* [Entries]

************

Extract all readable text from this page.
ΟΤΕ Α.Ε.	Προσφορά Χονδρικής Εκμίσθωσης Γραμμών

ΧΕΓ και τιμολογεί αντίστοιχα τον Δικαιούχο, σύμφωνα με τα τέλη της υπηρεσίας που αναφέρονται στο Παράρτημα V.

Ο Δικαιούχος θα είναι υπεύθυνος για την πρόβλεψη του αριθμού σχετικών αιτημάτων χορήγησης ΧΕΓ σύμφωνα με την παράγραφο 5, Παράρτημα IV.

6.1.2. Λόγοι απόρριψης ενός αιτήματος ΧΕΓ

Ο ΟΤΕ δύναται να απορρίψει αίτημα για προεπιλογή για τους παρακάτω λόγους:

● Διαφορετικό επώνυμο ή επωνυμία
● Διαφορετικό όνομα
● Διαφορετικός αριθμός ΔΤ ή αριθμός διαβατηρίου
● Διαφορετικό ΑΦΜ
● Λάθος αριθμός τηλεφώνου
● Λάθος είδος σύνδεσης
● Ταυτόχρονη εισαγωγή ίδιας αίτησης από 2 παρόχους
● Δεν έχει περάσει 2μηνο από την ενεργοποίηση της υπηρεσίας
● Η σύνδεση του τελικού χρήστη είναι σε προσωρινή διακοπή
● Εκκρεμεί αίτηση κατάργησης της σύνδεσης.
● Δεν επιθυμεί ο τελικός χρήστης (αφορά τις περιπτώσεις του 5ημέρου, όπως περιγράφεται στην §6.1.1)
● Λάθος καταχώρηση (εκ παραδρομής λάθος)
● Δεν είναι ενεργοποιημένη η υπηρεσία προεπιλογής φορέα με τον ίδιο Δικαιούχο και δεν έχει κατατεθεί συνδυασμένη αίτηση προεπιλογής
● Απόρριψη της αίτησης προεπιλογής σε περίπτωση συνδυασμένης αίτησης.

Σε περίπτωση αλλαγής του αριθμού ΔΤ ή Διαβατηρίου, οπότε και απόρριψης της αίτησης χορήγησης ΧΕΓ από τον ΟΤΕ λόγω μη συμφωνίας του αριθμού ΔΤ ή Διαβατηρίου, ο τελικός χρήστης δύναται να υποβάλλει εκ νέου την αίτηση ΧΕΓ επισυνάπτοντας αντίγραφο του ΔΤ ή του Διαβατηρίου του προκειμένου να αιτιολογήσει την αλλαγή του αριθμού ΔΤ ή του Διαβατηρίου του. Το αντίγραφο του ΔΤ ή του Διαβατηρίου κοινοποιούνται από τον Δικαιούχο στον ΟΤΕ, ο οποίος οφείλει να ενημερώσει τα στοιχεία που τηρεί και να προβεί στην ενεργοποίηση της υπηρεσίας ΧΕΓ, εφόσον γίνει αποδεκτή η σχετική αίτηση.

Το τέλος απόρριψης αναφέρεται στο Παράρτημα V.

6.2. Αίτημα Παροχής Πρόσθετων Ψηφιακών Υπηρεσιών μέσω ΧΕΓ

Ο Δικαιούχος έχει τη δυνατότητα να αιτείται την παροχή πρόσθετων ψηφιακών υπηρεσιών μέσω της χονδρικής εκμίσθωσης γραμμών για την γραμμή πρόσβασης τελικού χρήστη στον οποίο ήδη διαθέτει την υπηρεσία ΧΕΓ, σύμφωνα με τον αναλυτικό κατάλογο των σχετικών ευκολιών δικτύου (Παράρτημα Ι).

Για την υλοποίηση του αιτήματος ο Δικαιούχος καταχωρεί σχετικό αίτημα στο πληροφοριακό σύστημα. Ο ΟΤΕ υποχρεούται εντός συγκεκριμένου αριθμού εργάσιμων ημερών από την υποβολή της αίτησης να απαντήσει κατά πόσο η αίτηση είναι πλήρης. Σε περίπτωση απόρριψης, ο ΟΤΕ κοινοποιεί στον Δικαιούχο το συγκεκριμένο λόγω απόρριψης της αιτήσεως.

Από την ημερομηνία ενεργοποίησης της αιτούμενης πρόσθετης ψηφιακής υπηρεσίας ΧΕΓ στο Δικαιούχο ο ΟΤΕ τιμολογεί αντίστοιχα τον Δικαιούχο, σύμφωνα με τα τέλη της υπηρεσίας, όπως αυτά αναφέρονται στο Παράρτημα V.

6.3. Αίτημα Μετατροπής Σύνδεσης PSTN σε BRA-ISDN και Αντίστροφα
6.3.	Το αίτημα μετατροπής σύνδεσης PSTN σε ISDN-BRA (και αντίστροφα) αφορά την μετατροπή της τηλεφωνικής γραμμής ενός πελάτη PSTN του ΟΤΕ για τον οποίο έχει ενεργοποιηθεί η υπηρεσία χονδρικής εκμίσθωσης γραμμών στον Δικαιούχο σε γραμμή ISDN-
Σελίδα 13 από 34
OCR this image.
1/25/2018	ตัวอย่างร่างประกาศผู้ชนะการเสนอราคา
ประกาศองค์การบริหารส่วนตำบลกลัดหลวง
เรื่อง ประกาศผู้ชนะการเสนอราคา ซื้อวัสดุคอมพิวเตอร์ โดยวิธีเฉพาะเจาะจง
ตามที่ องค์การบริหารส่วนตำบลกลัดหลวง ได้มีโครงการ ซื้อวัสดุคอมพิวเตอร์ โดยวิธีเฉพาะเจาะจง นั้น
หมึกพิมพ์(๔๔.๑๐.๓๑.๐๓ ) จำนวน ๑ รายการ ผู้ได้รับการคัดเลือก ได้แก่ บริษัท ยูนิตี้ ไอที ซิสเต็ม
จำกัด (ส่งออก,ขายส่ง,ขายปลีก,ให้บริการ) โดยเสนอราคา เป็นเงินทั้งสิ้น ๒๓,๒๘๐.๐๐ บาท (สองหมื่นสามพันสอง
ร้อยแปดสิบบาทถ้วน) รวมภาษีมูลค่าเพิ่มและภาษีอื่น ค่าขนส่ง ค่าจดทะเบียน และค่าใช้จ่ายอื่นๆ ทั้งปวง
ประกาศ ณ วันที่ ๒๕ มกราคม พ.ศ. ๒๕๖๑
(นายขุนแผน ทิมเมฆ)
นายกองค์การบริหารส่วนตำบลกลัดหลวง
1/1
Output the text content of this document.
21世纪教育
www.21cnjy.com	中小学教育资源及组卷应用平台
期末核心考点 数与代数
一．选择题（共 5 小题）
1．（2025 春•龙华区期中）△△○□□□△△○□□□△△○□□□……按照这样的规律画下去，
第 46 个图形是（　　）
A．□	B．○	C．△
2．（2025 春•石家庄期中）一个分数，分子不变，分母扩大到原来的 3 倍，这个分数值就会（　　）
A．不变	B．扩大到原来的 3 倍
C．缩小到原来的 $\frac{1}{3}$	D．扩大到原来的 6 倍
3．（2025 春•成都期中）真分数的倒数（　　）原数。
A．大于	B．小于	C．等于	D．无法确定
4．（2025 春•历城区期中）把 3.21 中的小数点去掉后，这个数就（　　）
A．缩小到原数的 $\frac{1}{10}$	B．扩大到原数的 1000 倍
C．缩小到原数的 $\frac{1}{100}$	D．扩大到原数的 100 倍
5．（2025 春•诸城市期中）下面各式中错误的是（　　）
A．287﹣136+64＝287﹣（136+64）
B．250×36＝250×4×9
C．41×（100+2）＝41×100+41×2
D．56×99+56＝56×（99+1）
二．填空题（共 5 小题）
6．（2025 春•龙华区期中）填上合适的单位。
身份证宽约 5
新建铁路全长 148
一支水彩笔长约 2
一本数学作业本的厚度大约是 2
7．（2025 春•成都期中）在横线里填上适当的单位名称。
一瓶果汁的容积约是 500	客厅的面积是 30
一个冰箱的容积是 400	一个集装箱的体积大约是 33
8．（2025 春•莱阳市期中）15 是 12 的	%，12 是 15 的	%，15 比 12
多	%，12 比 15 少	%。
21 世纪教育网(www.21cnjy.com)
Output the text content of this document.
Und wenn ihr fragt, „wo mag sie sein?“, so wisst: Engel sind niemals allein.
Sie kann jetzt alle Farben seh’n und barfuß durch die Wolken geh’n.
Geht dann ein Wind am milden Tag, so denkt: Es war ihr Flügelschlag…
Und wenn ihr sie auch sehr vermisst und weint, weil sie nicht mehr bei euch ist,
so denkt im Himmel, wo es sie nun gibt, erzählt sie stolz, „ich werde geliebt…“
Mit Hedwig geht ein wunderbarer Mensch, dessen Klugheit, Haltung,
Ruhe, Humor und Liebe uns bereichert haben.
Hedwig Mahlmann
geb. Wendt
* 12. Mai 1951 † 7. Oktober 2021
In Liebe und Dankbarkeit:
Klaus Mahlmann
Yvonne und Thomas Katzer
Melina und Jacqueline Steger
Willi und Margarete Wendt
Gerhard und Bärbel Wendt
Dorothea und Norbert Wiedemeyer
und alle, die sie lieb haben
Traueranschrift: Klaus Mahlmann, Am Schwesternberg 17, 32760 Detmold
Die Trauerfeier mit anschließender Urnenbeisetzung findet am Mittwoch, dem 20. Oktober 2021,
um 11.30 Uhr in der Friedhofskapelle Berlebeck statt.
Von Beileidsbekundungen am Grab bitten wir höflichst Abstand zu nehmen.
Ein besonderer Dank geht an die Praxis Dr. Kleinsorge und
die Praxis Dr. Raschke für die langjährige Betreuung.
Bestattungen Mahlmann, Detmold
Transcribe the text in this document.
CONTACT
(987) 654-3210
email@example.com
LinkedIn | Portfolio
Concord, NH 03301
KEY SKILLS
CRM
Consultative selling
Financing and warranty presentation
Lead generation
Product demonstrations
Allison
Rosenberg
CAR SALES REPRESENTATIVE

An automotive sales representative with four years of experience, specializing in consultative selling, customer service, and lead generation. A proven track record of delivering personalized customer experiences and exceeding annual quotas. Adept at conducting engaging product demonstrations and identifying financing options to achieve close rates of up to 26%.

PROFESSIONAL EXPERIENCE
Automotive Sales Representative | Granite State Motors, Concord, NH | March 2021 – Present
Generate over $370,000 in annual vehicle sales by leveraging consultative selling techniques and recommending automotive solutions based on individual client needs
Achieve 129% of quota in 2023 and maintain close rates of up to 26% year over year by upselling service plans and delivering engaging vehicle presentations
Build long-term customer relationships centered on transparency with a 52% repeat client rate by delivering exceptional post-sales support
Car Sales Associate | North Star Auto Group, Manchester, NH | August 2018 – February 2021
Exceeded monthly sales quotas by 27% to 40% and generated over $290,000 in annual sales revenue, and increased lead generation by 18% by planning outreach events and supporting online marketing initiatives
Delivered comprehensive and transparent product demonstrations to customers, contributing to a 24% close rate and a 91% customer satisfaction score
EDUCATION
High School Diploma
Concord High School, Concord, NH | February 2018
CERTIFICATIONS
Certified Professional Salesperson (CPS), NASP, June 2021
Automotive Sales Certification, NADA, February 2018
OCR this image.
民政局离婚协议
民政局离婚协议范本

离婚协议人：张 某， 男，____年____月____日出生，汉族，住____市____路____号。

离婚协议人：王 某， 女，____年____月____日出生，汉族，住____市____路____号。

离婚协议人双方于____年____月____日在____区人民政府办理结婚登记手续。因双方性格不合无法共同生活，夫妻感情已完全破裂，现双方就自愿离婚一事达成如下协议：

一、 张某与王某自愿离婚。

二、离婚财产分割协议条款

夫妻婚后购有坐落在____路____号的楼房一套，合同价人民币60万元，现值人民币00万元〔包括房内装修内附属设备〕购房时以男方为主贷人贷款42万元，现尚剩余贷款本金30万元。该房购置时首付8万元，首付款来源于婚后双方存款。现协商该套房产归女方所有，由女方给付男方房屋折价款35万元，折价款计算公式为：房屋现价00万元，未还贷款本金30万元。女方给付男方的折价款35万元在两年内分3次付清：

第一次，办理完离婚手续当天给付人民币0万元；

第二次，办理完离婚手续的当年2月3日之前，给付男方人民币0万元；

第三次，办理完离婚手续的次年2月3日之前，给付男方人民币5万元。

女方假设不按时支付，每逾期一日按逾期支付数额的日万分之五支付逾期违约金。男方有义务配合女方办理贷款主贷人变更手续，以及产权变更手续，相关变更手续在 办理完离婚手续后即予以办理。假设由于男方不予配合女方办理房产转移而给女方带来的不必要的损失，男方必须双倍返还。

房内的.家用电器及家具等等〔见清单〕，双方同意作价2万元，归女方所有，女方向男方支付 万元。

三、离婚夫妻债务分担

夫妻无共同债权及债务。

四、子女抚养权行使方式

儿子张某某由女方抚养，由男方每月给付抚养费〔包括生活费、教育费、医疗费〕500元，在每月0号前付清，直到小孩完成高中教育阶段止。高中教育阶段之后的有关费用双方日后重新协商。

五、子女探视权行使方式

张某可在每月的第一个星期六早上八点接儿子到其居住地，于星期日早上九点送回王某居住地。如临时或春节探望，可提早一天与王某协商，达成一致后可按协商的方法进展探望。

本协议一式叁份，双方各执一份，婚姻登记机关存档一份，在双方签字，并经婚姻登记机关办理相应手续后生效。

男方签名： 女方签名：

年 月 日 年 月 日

************

* [Challenge] Which lines contain the word "client"? Copy each one.

* [Answer to the task]
Generate over $370,000 in annual vehicle sales by leveraging consultative selling techniques and recommending automotive solutions based on individual client needs
Build long-term customer relationships centered on transparency with a 52% repeat client rate by delivering exceptional post-sales support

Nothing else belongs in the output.